### Task instructions
List every line in this data where the string "JSON" occurs.

### Records provided
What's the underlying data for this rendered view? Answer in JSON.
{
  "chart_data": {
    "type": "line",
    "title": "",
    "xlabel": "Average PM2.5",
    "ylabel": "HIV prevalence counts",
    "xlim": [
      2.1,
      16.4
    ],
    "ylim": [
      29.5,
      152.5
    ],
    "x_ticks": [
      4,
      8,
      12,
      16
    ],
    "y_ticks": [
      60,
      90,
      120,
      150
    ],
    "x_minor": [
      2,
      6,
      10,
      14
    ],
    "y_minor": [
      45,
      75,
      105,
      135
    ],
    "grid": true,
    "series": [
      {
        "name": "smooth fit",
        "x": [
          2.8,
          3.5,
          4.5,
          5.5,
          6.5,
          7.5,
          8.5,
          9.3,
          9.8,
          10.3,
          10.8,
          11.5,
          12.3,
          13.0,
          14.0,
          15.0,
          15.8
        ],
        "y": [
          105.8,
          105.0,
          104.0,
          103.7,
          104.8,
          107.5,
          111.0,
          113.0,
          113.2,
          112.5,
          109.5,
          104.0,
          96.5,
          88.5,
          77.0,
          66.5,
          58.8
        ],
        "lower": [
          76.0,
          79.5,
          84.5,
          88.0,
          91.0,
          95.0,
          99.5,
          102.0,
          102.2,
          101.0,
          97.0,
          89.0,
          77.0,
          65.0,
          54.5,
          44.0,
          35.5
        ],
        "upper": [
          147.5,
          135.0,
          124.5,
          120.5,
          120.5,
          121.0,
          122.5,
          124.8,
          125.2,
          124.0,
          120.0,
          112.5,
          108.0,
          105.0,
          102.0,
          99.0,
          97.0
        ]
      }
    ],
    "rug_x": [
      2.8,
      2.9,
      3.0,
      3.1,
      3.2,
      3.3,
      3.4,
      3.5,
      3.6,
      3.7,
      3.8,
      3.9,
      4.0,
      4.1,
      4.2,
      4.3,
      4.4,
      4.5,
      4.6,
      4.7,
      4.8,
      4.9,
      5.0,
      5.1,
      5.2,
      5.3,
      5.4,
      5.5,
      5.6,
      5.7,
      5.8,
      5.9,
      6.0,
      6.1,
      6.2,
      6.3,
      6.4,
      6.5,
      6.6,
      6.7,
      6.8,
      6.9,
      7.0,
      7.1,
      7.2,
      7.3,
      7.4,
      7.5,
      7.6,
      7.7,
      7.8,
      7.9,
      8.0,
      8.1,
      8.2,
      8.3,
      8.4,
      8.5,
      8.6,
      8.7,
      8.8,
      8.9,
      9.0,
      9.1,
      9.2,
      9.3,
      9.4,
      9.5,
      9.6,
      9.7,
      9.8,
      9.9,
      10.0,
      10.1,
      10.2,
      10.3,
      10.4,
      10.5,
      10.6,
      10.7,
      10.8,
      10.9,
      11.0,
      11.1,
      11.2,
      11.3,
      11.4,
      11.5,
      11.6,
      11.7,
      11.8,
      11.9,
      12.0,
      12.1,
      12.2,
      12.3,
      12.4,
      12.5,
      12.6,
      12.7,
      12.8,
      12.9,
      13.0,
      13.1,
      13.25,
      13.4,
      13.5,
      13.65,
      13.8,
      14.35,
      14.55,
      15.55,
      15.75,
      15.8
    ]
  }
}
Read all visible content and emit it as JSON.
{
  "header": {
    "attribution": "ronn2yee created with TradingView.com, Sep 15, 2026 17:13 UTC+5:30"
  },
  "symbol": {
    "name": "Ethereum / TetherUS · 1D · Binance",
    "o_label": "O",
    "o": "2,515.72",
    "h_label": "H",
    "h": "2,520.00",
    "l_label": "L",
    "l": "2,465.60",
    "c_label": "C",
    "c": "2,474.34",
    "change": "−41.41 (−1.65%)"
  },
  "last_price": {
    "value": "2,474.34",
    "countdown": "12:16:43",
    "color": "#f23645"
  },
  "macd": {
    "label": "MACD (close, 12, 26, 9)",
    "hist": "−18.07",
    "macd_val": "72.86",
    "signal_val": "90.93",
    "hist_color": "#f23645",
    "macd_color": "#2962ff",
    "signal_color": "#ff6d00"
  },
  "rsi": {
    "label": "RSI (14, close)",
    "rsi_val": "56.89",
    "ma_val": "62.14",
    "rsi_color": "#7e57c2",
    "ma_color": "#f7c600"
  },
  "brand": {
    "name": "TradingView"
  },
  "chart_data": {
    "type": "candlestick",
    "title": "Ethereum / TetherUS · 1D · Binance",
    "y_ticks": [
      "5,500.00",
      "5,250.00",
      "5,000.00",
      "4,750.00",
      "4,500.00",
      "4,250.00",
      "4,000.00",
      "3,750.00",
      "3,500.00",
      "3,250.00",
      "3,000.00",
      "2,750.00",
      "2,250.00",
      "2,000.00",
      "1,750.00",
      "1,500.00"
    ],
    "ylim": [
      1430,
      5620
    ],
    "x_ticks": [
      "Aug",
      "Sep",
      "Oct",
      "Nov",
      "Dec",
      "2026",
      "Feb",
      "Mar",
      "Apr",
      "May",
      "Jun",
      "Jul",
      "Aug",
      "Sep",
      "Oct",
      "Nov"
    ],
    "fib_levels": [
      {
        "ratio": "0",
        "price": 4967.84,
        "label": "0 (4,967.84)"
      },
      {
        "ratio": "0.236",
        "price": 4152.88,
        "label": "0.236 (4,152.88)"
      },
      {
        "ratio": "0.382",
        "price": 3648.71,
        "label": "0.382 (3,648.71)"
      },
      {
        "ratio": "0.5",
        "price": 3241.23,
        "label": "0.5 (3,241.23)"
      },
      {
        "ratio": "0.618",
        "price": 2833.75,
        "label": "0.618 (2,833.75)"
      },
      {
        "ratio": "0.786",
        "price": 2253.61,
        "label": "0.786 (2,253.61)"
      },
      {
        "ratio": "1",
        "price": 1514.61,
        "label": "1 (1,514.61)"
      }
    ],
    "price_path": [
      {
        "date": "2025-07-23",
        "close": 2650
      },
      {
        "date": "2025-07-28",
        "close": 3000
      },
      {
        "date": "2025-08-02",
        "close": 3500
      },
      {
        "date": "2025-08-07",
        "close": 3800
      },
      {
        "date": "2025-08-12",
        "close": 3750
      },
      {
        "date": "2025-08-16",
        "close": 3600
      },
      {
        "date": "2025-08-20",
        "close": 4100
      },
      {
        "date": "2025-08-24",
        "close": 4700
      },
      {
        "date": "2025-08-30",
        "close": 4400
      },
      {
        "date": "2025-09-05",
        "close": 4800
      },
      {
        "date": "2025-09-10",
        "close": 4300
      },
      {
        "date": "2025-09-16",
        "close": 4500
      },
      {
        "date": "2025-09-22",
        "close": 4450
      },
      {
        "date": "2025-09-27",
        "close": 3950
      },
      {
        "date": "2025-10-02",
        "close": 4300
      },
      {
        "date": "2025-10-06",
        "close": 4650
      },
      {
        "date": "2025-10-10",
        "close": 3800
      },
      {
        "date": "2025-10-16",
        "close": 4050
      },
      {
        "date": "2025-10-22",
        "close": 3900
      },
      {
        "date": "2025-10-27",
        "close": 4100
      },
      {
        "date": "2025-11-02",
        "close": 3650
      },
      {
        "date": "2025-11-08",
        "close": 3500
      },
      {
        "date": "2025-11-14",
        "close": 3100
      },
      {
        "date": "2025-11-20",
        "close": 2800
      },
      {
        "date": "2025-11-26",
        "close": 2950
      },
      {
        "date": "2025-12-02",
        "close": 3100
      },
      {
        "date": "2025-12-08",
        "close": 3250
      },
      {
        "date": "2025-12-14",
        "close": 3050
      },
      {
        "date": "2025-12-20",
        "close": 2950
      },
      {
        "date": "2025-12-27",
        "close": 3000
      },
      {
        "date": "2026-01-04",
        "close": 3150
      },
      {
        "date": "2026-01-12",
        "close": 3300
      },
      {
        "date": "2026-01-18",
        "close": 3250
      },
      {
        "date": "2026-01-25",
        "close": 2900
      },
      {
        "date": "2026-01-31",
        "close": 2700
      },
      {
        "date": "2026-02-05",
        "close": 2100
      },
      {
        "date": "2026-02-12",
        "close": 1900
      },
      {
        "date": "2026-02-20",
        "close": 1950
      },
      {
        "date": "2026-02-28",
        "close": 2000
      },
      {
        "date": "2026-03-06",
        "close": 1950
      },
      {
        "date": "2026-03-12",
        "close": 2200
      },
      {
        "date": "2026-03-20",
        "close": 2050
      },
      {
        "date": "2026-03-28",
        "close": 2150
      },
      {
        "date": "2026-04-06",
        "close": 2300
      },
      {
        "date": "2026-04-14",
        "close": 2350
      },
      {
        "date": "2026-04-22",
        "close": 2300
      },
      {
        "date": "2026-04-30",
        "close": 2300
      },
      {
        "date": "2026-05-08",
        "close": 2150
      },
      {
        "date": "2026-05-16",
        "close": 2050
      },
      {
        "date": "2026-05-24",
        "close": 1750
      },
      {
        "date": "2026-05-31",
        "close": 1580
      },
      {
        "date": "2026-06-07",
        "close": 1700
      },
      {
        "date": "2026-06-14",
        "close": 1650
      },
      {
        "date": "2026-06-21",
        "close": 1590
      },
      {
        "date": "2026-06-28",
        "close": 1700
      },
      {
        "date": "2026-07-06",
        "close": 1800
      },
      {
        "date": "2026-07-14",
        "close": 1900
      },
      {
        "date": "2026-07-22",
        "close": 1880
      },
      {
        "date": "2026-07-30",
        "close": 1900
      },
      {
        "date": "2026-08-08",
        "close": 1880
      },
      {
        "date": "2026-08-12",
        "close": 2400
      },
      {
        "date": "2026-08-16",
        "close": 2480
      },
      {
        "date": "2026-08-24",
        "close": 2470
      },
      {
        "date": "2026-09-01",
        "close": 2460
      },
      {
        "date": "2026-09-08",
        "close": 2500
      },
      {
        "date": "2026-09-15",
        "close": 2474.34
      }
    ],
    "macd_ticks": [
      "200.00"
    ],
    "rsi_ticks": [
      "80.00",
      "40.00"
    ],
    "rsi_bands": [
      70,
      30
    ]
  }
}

### The result
What's the underlying data for this rendered view? Answer in JSON.
Read all visible content and emit it as JSON.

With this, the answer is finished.